### REQUIRED WORK
Return the lines below that carry the word "this".

☆ ☆ ☆ ☆

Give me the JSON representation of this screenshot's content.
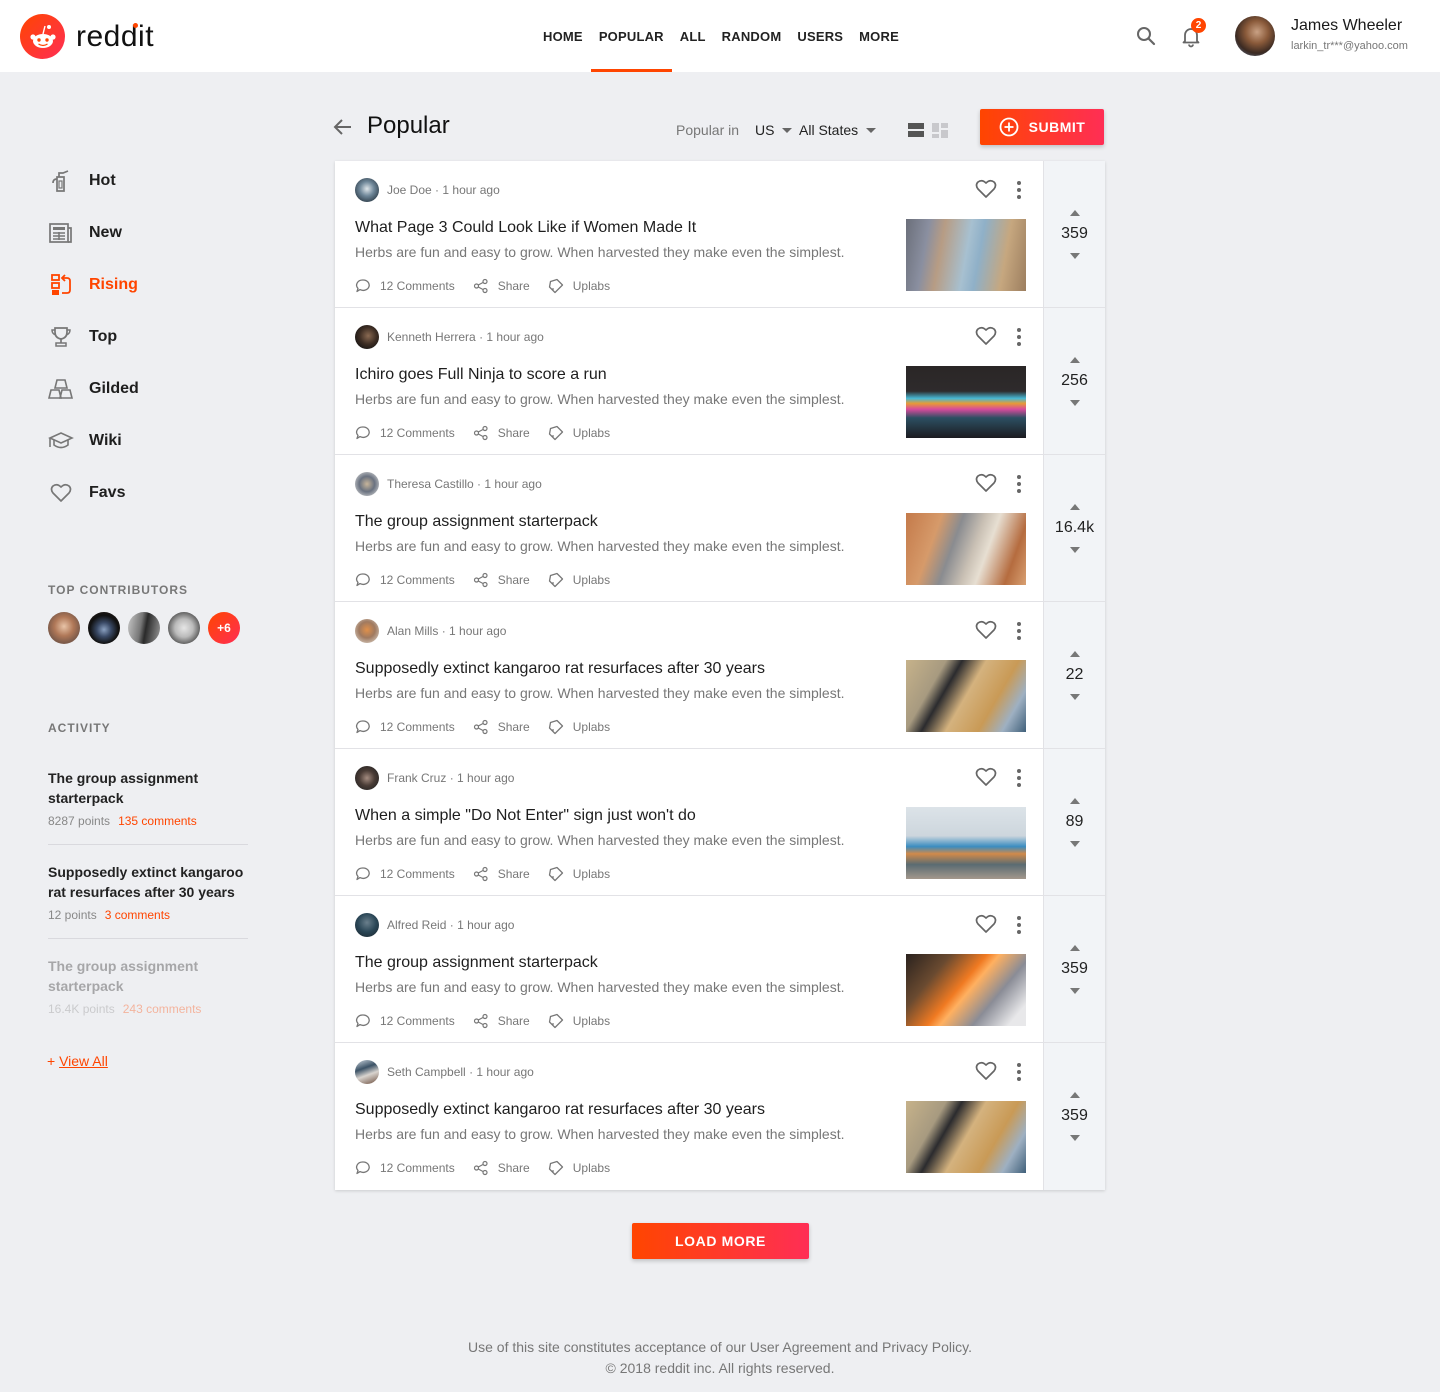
{
  "brand": {
    "name": "reddit",
    "accent": "#ff4500",
    "accent_end": "#ff2e55"
  },
  "topnav": [
    {
      "label": "HOME",
      "active": false
    },
    {
      "label": "POPULAR",
      "active": true
    },
    {
      "label": "ALL",
      "active": false
    },
    {
      "label": "RANDOM",
      "active": false
    },
    {
      "label": "USERS",
      "active": false
    },
    {
      "label": "MORE",
      "active": false
    }
  ],
  "header": {
    "search_icon": "search-icon",
    "notifications": {
      "icon": "bell-icon",
      "count": "2"
    },
    "user": {
      "name": "James Wheeler",
      "email": "larkin_tr***@yahoo.com"
    }
  },
  "sidebar": {
    "items": [
      {
        "label": "Hot",
        "icon": "fire-extinguisher-icon",
        "active": false
      },
      {
        "label": "New",
        "icon": "newspaper-icon",
        "active": false
      },
      {
        "label": "Rising",
        "icon": "rising-icon",
        "active": true
      },
      {
        "label": "Top",
        "icon": "trophy-icon",
        "active": false
      },
      {
        "label": "Gilded",
        "icon": "gold-bars-icon",
        "active": false
      },
      {
        "label": "Wiki",
        "icon": "graduation-cap-icon",
        "active": false
      },
      {
        "label": "Favs",
        "icon": "heart-icon",
        "active": false
      }
    ],
    "top_contributors": {
      "title": "TOP CONTRIBUTORS",
      "more": "+6"
    },
    "activity": {
      "title": "ACTIVITY",
      "items": [
        {
          "title": "The group assignment starterpack",
          "points": "8287 points",
          "comments": "135 comments"
        },
        {
          "title": "Supposedly extinct kangaroo rat resurfaces after 30 years",
          "points": "12 points",
          "comments": "3 comments"
        },
        {
          "title": "The group assignment starterpack",
          "points": "16.4K points",
          "comments": "243 comments"
        }
      ],
      "view_all": "View All",
      "view_all_prefix": "+ "
    }
  },
  "main": {
    "title": "Popular",
    "filter_label": "Popular in",
    "country": "US",
    "state": "All States",
    "submit_label": "SUBMIT",
    "load_more_label": "LOAD MORE"
  },
  "posts": [
    {
      "author": "Joe Doe",
      "time": "1 hour ago",
      "title": "What Page 3 Could Look Like if Women Made It",
      "desc": "Herbs are fun and easy to grow. When harvested they make even the simplest.",
      "comments": "12 Comments",
      "share": "Share",
      "uplabs": "Uplabs",
      "votes": "359"
    },
    {
      "author": "Kenneth Herrera",
      "time": "1 hour ago",
      "title": "Ichiro goes Full Ninja to score a run",
      "desc": "Herbs are fun and easy to grow. When harvested they make even the simplest.",
      "comments": "12 Comments",
      "share": "Share",
      "uplabs": "Uplabs",
      "votes": "256"
    },
    {
      "author": "Theresa Castillo",
      "time": "1 hour ago",
      "title": "The group assignment starterpack",
      "desc": "Herbs are fun and easy to grow. When harvested they make even the simplest.",
      "comments": "12 Comments",
      "share": "Share",
      "uplabs": "Uplabs",
      "votes": "16.4k"
    },
    {
      "author": "Alan Mills",
      "time": "1 hour ago",
      "title": "Supposedly extinct kangaroo rat resurfaces after 30 years",
      "desc": "Herbs are fun and easy to grow. When harvested they make even the simplest.",
      "comments": "12 Comments",
      "share": "Share",
      "uplabs": "Uplabs",
      "votes": "22"
    },
    {
      "author": "Frank Cruz",
      "time": "1 hour ago",
      "title": "When a simple \"Do Not Enter\" sign just won't do",
      "desc": "Herbs are fun and easy to grow. When harvested they make even the simplest.",
      "comments": "12 Comments",
      "share": "Share",
      "uplabs": "Uplabs",
      "votes": "89"
    },
    {
      "author": "Alfred Reid",
      "time": "1 hour ago",
      "title": "The group assignment starterpack",
      "desc": "Herbs are fun and easy to grow. When harvested they make even the simplest.",
      "comments": "12 Comments",
      "share": "Share",
      "uplabs": "Uplabs",
      "votes": "359"
    },
    {
      "author": "Seth Campbell",
      "time": "1 hour ago",
      "title": "Supposedly extinct kangaroo rat resurfaces after 30 years",
      "desc": "Herbs are fun and easy to grow. When harvested they make even the simplest.",
      "comments": "12 Comments",
      "share": "Share",
      "uplabs": "Uplabs",
      "votes": "359"
    }
  ],
  "footer": {
    "line1": "Use of this site constitutes acceptance of our User Agreement and Privacy Policy.",
    "line2": "© 2018 reddit inc. All rights reserved."
  }
}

☆ ☆ ☆ ☆

### WRITTEN ANSWER
Give me the JSON representation of this screenshot's content.
    "line1": "Use of this site constitutes acceptance of our User Agreement and Privacy Policy.",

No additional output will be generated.